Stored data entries
☆ ☆ ☆ ☆ ☆

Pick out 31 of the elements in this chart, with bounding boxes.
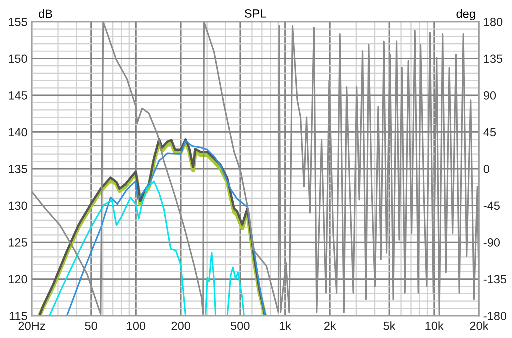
x-tick-label: 500 xyxy=(231,322,250,330)
y-tick-label: 125 xyxy=(9,238,28,247)
y2-tick-label: 135 xyxy=(484,54,503,64)
y2-tick-label: -180 xyxy=(484,312,507,320)
x-tick-label: 100 xyxy=(127,322,146,330)
x-tick-label: 20k xyxy=(470,322,489,330)
x-tick-label: 10k xyxy=(426,322,444,330)
y2-tick-label: 45 xyxy=(484,128,496,137)
chart-title: SPL xyxy=(244,10,266,18)
y2-tick-label: 0 xyxy=(484,165,490,174)
y-tick-label: 145 xyxy=(9,92,28,100)
y-tick-label: 120 xyxy=(9,275,28,284)
y2-tick-label: 180 xyxy=(484,18,503,26)
y-tick-label: 155 xyxy=(9,18,28,26)
x-tick-label: 50 xyxy=(85,322,98,330)
y-tick-label: 140 xyxy=(9,128,28,137)
y-axis-title: dB xyxy=(39,9,52,18)
y2-tick-label: 90 xyxy=(484,92,496,100)
y-tick-label: 130 xyxy=(9,202,28,210)
x-tick-label: 200 xyxy=(172,322,190,330)
y2-tick-label: -45 xyxy=(484,202,500,210)
y-tick-label: 150 xyxy=(9,54,28,64)
y2-tick-label: -90 xyxy=(484,238,500,247)
y2-axis-title: deg xyxy=(456,9,476,20)
y-tick-label: 135 xyxy=(9,165,28,174)
y-tick-label: 115 xyxy=(10,312,28,320)
x-tick-label: 20Hz xyxy=(18,322,46,330)
y2-tick-label: -135 xyxy=(484,275,507,284)
x-tick-label: 1k xyxy=(280,322,292,330)
x-tick-label: 2k xyxy=(324,322,336,330)
x-tick-label: 5k xyxy=(384,322,396,330)
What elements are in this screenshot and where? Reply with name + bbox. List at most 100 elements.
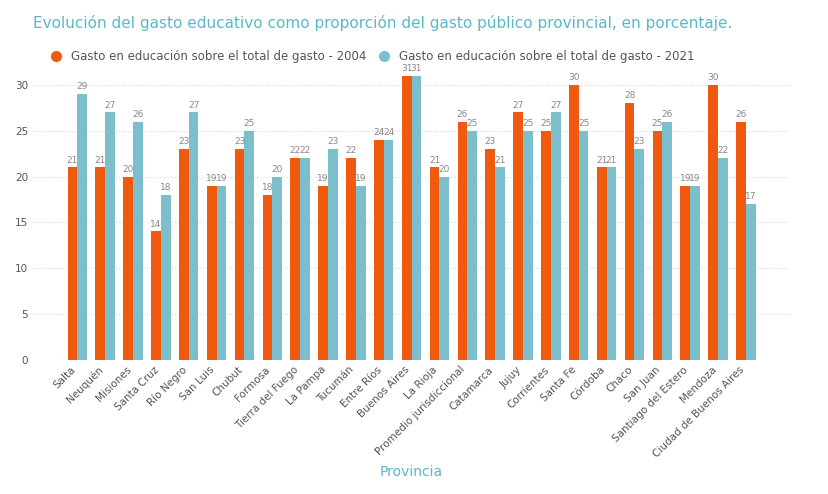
Bar [457,122,467,360]
Text: 21: 21 [94,156,106,165]
Bar [717,158,727,360]
Text: 25: 25 [522,119,533,128]
Bar [105,113,115,360]
Bar [161,195,171,360]
Bar [578,131,588,360]
Bar [652,131,662,360]
Text: 23: 23 [233,137,245,146]
Bar [95,167,105,360]
Bar [662,122,672,360]
X-axis label: Provincia: Provincia [379,465,443,479]
Text: 25: 25 [540,119,551,128]
Text: 26: 26 [456,110,468,119]
Bar [485,149,494,360]
Text: 21: 21 [595,156,607,165]
Bar [735,122,745,360]
Bar [494,167,504,360]
Bar [300,158,310,360]
Bar [179,149,189,360]
Text: 27: 27 [188,101,199,110]
Text: 23: 23 [327,137,338,146]
Text: 18: 18 [160,183,171,192]
Bar [467,131,476,360]
Bar [439,176,449,360]
Text: 22: 22 [345,146,356,156]
Text: 19: 19 [688,174,700,183]
Bar [216,186,226,360]
Bar [355,186,365,360]
Text: 28: 28 [623,91,634,100]
Text: 20: 20 [438,165,450,174]
Text: 27: 27 [512,101,523,110]
Legend: Gasto en educación sobre el total de gasto - 2004, Gasto en educación sobre el t: Gasto en educación sobre el total de gas… [39,45,699,68]
Bar [513,113,522,360]
Text: 29: 29 [76,82,88,91]
Bar [568,85,578,360]
Text: 20: 20 [271,165,282,174]
Bar [429,167,439,360]
Text: 19: 19 [679,174,691,183]
Bar [690,186,699,360]
Bar [189,113,198,360]
Text: 19: 19 [215,174,227,183]
Text: 23: 23 [178,137,190,146]
Text: 19: 19 [317,174,329,183]
Text: 19: 19 [354,174,366,183]
Bar [402,76,411,360]
Bar [624,103,633,360]
Bar [680,186,690,360]
Bar [77,94,87,360]
Text: 21: 21 [605,156,616,165]
Text: 14: 14 [150,220,161,229]
Text: 25: 25 [466,119,477,128]
Text: 22: 22 [299,146,310,156]
Bar [745,204,755,360]
Text: 22: 22 [289,146,301,156]
Text: 25: 25 [577,119,589,128]
Bar [272,176,282,360]
Bar [234,149,244,360]
Bar [290,158,300,360]
Bar [132,122,142,360]
Bar [244,131,254,360]
Text: 31: 31 [401,64,412,73]
Text: 18: 18 [262,183,273,192]
Text: 30: 30 [567,73,579,82]
Text: 25: 25 [651,119,662,128]
Text: 27: 27 [550,101,561,110]
Text: 23: 23 [633,137,644,146]
Text: 24: 24 [373,128,384,137]
Bar [206,186,216,360]
Text: 21: 21 [493,156,505,165]
Bar [596,167,606,360]
Bar [318,186,328,360]
Bar [707,85,717,360]
Text: 23: 23 [484,137,495,146]
Bar [328,149,337,360]
Text: 22: 22 [716,146,728,156]
Text: 30: 30 [706,73,718,82]
Text: 20: 20 [123,165,133,174]
Bar [346,158,355,360]
Text: 31: 31 [410,64,421,73]
Text: Evolución del gasto educativo como proporción del gasto público provincial, en p: Evolución del gasto educativo como propo… [33,15,732,31]
Bar [123,176,132,360]
Bar [373,140,383,360]
Text: 21: 21 [66,156,78,165]
Text: 17: 17 [744,192,756,201]
Bar [541,131,551,360]
Bar [383,140,393,360]
Bar [151,232,161,360]
Text: 19: 19 [205,174,217,183]
Bar [551,113,560,360]
Bar [522,131,532,360]
Text: 21: 21 [428,156,440,165]
Bar [262,195,272,360]
Bar [633,149,643,360]
Text: 26: 26 [132,110,143,119]
Text: 26: 26 [734,110,746,119]
Text: 27: 27 [104,101,116,110]
Text: 24: 24 [383,128,394,137]
Text: 25: 25 [243,119,255,128]
Bar [411,76,421,360]
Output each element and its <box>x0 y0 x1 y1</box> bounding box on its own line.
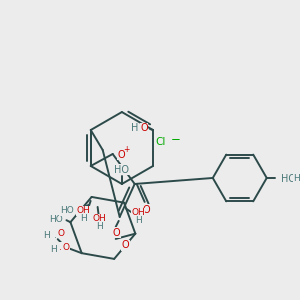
Text: OH: OH <box>131 208 145 217</box>
Text: O: O <box>62 243 69 252</box>
Text: O: O <box>122 240 130 250</box>
Text: H: H <box>96 222 103 231</box>
Text: O: O <box>113 228 121 238</box>
Text: OH: OH <box>93 214 106 224</box>
Text: O: O <box>57 229 64 238</box>
Text: −: − <box>171 133 181 146</box>
Text: HO: HO <box>60 206 74 215</box>
Text: O: O <box>140 123 148 133</box>
Text: H: H <box>50 245 57 254</box>
Text: .: . <box>54 231 57 240</box>
Text: HO: HO <box>50 215 63 224</box>
Text: .: . <box>59 243 62 252</box>
Text: H: H <box>131 123 139 133</box>
Text: H: H <box>43 231 50 240</box>
Text: +: + <box>124 145 130 154</box>
Text: OH: OH <box>77 206 91 215</box>
Text: HO: HO <box>114 165 129 175</box>
Text: Cl: Cl <box>155 137 166 147</box>
Text: O: O <box>143 205 151 215</box>
Text: H: H <box>293 175 300 184</box>
Text: H: H <box>135 216 141 225</box>
Text: O: O <box>118 150 125 160</box>
Text: HO: HO <box>281 174 296 184</box>
Text: H: H <box>80 214 87 224</box>
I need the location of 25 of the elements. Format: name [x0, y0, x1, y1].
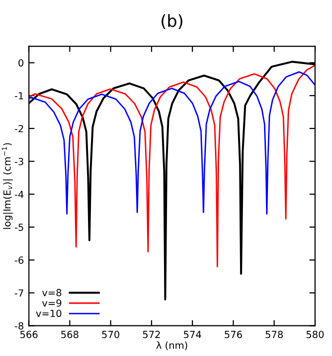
legend-label: v=10 — [36, 310, 62, 318]
y-tick-label: -5 — [14, 224, 24, 231]
line-series — [28, 64, 316, 268]
chart-title: (b) — [162, 14, 182, 30]
y-tick-label: -7 — [14, 289, 24, 297]
line-series — [28, 71, 316, 215]
y-tick-label: -3 — [14, 158, 24, 166]
x-tick-label: 568 — [61, 330, 78, 338]
x-tick-label: 580 — [306, 330, 324, 338]
y-tick-label: -8 — [14, 322, 24, 330]
y-tick-label: 0 — [18, 59, 24, 67]
x-tick-label: 572 — [143, 330, 160, 338]
x-axis-title: λ (nm) — [156, 341, 188, 350]
x-tick-label: 570 — [102, 330, 120, 338]
y-tick-label: -4 — [14, 190, 24, 198]
legend-label: v=8 — [42, 288, 62, 296]
x-tick-label: 578 — [266, 330, 283, 338]
y-axis-title: log|Im(E$_{v}$)| (cm$^{−1}$) — [2, 143, 13, 229]
x-tick-label: 576 — [224, 330, 242, 338]
legend-label: v=9 — [42, 299, 62, 307]
y-tick-label: -6 — [14, 256, 24, 264]
y-tick-label: -1 — [14, 92, 24, 100]
x-tick-label: 566 — [20, 330, 38, 338]
y-tick-label: -2 — [14, 124, 24, 132]
x-tick-label: 574 — [184, 330, 202, 338]
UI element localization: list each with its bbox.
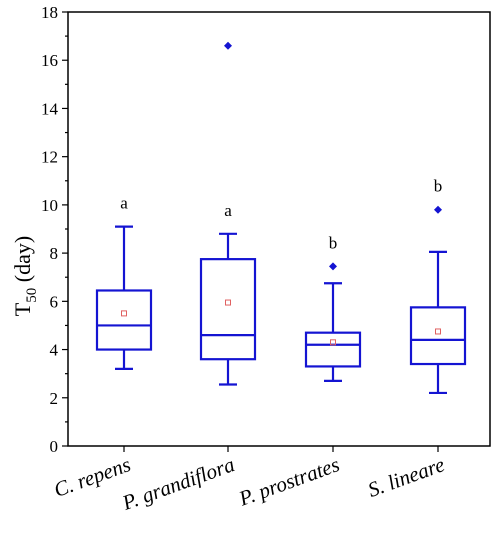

☆ ☆ ☆ ☆ ☆

# TASK INSTRUCTIONS
Update the material from the line that has "x-tick-label: 500 xyxy=(231,322,250,330)" to the line that has "chart-title: SPL xyxy=(244,10,266,18)", changing "y2-tick-label" to "right-tick-label" and keeping everything else the same.

# RESPONSE BELOW
x-tick-label: 500 xyxy=(231,322,250,330)
y-tick-label: 125 xyxy=(9,238,28,247)
right-tick-label: 135 xyxy=(484,54,503,64)
right-tick-label: -180 xyxy=(484,312,507,320)
x-tick-label: 100 xyxy=(127,322,146,330)
x-tick-label: 20k xyxy=(470,322,489,330)
x-tick-label: 10k xyxy=(426,322,444,330)
right-tick-label: 45 xyxy=(484,128,496,137)
chart-title: SPL xyxy=(244,10,266,18)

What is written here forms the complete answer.